WRITTEN TASK -
Without altering anything, repeat each of the records.

DATA IN THIS EXERCISE -
◆ ◆ ◆ ◆

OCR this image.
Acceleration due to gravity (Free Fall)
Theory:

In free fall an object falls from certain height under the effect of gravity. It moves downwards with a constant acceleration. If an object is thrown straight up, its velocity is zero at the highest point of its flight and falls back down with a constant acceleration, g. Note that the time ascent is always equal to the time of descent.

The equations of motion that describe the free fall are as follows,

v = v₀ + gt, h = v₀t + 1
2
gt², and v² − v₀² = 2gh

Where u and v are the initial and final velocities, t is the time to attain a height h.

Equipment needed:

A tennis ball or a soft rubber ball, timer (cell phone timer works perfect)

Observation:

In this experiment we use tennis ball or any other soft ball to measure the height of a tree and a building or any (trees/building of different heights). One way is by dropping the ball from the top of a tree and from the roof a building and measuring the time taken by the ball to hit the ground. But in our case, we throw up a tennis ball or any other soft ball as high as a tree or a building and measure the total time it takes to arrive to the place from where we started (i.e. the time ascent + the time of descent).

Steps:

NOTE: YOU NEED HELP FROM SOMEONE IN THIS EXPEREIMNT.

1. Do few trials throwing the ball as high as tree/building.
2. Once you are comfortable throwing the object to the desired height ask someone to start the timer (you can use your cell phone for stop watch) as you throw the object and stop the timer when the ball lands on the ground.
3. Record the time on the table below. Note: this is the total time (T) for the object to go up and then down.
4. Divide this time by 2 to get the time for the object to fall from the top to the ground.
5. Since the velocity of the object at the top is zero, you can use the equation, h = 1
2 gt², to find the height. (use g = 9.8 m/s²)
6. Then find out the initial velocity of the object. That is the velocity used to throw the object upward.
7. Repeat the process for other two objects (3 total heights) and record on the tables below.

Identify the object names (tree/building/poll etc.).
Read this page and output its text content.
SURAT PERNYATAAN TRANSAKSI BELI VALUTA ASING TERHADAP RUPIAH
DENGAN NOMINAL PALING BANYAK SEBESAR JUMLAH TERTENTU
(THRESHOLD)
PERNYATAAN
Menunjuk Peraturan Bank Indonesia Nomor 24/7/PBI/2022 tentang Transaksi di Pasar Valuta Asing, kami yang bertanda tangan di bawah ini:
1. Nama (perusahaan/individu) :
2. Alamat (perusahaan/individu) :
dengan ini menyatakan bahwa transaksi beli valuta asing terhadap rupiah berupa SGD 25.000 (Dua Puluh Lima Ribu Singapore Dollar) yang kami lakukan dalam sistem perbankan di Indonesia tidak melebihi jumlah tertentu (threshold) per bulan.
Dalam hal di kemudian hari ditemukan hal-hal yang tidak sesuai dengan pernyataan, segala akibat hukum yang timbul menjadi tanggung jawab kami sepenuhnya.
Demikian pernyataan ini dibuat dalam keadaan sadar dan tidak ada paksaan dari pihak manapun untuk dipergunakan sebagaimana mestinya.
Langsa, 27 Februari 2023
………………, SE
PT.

◆ ◆ ◆ ◆

WRITTEN RESPONSE -
OCR this image.
Acceleration due to gravity (Free Fall)
Theory:

In free fall an object falls from certain height under the effect of gravity. It moves downwards with a constant acceleration. If an object is thrown straight up, its velocity is zero at the highest point of its flight and falls back down with a constant acceleration, g. Note that the time ascent is always equal to the time of descent.

The equations of motion that describe the free fall are as follows,

v = v₀ + gt, h = v₀t + 1
2
gt², and v² − v₀² = 2gh

Where u and v are the initial and final velocities, t is the time to attain a height h.

Equipment needed:

A tennis ball or a soft rubber ball, timer (cell phone timer works perfect)

Observation:

In this experiment we use tennis ball or any other soft ball to measure the height of a tree and a building or any (trees/building of different heights). One way is by dropping the ball from the top of a tree and from the roof a building and measuring the time taken by the ball to hit the ground. But in our case, we throw up a tennis ball or any other soft ball as high as a tree or a building and measure the total time it takes to arrive to the place from where we started (i.e. the time ascent + the time of descent).

Steps:

NOTE: YOU NEED HELP FROM SOMEONE IN THIS EXPEREIMNT.

1. Do few trials throwing the ball as high as tree/building.
2. Once you are comfortable throwing the object to the desired height ask someone to start the timer (you can use your cell phone for stop watch) as you throw the object and stop the timer when the ball lands on the ground.
3. Record the time on the table below. Note: this is the total time (T) for the object to go up and then down.
4. Divide this time by 2 to get the time for the object to fall from the top to the ground.
5. Since the velocity of the object at the top is zero, you can use the equation, h = 1
2 gt², to find the height. (use g = 9.8 m/s²)
6. Then find out the initial velocity of the object. That is the velocity used to throw the object upward.
7. Repeat the process for other two objects (3 total heights) and record on the tables below.

Identify the object names (tree/building/poll etc.).
Read this page and output its text content.
SURAT PERNYATAAN TRANSAKSI BELI VALUTA ASING TERHADAP RUPIAH
DENGAN NOMINAL PALING BANYAK SEBESAR JUMLAH TERTENTU
(THRESHOLD)
PERNYATAAN
Menunjuk Peraturan Bank Indonesia Nomor 24/7/PBI/2022 tentang Transaksi di Pasar Valuta Asing, kami yang bertanda tangan di bawah ini:
1. Nama (perusahaan/individu) :
2. Alamat (perusahaan/individu) :
dengan ini menyatakan bahwa transaksi beli valuta asing terhadap rupiah berupa SGD 25.000 (Dua Puluh Lima Ribu Singapore Dollar) yang kami lakukan dalam sistem perbankan di Indonesia tidak melebihi jumlah tertentu (threshold) per bulan.
Dalam hal di kemudian hari ditemukan hal-hal yang tidak sesuai dengan pernyataan, segala akibat hukum yang timbul menjadi tanggung jawab kami sepenuhnya.
Demikian pernyataan ini dibuat dalam keadaan sadar dan tidak ada paksaan dari pihak manapun untuk dipergunakan sebagaimana mestinya.
Langsa, 27 Februari 2023
………………, SE
PT.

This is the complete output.